* Fragmento seleccionado *
════════
El estudio «Determinación del riesgo de los impactos del cambio climático en las costas de Chile», realizado por el consorcio de universidades Católica, de Valparaíso, Playa Ancha, Católica de Valparaíso y Católica del Maule, concluyó que 28 de las 35 playas analizadas del norte y centro del país presentan erosión y erosión alta.

Según define el Ministerio del Medio Ambiente, entidad que encargó la investigación, este desgaste constituye «el retroceso de la línea de la costa y se mide en metros por año (m/año). Se dice que es alta cuando el retroceso de la playa es mayor a 1,5 m/año, mientras que se dice erosión cuando oscila entre 0,2 m/año y 1,4 m/año».

Así, los balnearios con mayores tasas de daño corresponden a Hornitos (Región de Antofagasta), Algarrobo y Santo Domingo (Región de Valparaíso) y Pichilemu (Región de O’Higgins). Ver tabla más abajo. En tanto, con estado estable se categorizaron cuatro playas (11,43% del total) y con acreción sólo tres (8,57%). Aquellas en estado de acreción (que aumentan su playa) son El Encanto (Viña del Mar), Tubul y Llico (Región del Biobío).

Estas dos últimas experimentaron alzamientos costeros de gran magnitud durante el terremoto 27-F. «El cambio climático es una realidad y sus efectos los estamos viendo el día de hoy. Por ejemplo, sumamos casi una década de sequía que afectan al 70% de nuestra población, graves incendios forestales como los sufridos esta temporada, aluviones importantes en el norte, y también hemos sido testigos del aumento en frecuencia e intensidad de las marejadas», señaló la ministra Carolina Schmidt.
════════
[Entradas de datos recopilados]
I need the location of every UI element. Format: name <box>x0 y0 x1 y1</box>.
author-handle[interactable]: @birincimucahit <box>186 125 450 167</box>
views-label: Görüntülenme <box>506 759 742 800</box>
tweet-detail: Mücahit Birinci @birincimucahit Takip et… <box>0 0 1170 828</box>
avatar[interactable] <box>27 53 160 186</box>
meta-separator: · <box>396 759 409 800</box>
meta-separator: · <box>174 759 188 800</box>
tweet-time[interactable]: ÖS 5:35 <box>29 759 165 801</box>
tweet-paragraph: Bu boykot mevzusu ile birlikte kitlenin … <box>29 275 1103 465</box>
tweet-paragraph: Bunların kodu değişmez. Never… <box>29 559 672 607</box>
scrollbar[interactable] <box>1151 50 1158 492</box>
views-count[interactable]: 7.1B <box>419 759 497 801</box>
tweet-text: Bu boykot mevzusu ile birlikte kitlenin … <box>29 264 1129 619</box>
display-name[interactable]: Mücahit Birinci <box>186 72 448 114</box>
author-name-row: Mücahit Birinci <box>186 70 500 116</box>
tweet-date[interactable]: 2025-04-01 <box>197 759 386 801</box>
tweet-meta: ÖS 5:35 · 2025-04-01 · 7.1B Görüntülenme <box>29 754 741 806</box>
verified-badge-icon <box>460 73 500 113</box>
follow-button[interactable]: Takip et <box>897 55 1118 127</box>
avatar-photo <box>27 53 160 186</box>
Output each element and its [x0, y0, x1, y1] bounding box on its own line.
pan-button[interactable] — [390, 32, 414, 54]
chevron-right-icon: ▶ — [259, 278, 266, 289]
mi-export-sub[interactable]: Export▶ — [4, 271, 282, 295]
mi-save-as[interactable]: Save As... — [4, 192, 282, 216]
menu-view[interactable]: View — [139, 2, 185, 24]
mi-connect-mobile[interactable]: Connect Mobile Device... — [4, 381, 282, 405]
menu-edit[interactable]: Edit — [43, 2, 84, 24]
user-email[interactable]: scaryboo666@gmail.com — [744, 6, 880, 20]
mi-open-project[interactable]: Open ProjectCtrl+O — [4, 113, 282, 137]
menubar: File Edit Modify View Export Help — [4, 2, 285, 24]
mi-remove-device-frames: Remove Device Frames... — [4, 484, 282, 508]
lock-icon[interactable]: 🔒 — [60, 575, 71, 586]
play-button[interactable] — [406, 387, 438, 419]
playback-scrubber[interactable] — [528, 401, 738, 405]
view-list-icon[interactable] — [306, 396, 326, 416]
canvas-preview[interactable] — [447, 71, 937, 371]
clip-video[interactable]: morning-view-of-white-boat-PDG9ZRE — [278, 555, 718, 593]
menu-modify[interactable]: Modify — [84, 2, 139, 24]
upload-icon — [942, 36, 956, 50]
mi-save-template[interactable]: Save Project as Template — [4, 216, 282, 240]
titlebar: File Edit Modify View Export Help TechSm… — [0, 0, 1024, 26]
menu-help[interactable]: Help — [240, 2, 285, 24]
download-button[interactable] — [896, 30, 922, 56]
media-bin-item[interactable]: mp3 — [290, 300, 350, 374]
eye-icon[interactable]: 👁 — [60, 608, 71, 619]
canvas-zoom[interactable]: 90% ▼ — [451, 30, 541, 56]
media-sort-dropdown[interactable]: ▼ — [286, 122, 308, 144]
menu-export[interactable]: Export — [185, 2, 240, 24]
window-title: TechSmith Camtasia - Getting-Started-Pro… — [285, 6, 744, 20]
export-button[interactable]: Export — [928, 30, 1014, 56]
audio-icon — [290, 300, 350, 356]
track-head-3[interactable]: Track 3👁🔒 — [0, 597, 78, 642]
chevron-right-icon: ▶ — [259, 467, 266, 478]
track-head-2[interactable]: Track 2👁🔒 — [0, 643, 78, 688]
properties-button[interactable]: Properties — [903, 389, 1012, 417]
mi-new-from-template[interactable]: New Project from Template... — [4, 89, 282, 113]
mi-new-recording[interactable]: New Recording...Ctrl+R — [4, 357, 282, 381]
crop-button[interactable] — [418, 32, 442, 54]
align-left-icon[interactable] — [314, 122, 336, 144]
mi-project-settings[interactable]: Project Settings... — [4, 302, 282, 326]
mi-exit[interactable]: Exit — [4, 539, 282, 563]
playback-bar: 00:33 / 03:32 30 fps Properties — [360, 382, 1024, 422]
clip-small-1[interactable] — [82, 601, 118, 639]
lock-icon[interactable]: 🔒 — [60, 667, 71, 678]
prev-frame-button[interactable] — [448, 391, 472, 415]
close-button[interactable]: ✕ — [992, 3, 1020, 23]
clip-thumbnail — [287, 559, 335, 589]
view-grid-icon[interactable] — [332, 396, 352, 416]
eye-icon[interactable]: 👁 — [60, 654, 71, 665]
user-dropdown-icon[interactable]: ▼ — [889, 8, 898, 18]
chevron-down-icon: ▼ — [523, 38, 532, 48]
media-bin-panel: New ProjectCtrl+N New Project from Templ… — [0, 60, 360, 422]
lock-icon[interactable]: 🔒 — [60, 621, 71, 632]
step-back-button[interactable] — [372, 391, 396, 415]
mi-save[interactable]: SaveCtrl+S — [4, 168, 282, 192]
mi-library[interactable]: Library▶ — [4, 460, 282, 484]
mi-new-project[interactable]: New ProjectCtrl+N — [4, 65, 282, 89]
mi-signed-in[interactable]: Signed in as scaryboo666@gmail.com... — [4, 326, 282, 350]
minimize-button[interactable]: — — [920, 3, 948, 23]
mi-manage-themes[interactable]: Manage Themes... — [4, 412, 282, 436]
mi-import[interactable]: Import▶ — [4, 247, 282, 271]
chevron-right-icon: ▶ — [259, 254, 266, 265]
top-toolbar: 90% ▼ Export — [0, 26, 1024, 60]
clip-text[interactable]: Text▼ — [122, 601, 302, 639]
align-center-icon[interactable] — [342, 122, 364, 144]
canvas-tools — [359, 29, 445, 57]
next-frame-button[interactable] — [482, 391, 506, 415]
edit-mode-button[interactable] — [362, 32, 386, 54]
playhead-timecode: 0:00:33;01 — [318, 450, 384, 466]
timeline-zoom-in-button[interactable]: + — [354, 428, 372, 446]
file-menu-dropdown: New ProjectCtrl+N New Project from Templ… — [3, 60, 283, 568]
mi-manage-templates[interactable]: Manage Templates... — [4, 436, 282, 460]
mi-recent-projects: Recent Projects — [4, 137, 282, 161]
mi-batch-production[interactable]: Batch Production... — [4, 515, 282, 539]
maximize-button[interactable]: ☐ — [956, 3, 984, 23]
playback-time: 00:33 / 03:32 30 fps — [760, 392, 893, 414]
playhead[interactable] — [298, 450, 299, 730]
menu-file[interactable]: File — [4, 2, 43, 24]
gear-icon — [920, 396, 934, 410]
════════
* Tarea A *
Traduce al inglés esta oración del texto sobre la erosión de las playas de Chile: «Así, los balnearios con mayores tasas de daño corresponden a Hornitos (Región de Antofagasta), Algarrobo y Santo Domingo (Región de Valparaíso) y Pichilemu (Región de O’Higgins).»
* Tarea B *
Según el texto sobre la erosión de las playas de Chile, ¿qué entidad encargó la investigación?
* Tarea C *
Continúa el texto sobre la erosión de las playas de Chile desde el punto en que se detiene.
El listado no se usa para nada de esto.

* Resultado A *
Thus, the beach resorts with the highest damage rates are Hornitos (Antofagasta Region), Algarrobo and Santo Domingo (Valparaíso Region), and Pichilemu (O’Higgins Region).

* Resultado B *
El Ministerio del Medio Ambiente.

* Resultado C *
«Es relevante contar con información científica sobre cómo el cambio climático ha impactado nuestro territorio y, por eso, el Ministerio del Medio Ambiente encargó a un consorcio de universidades un análisis detallado de cómo el cambio climático está afectando a nuestras costas y playas», explicó y consigna Emol.

Junto con ello, la titular de la cartera dijo que «esta información es muy importante porque nos servirá para hacer planes de adaptación para nuestro borde costero, de manera de que todos podamos prepararnos a través de medidas que disminuyan la vulnerabilidad con la finalidad de disminuir posibles daños económicos, sociales o ambientales y buscar mejorar el desarrollo de actividades en la zona».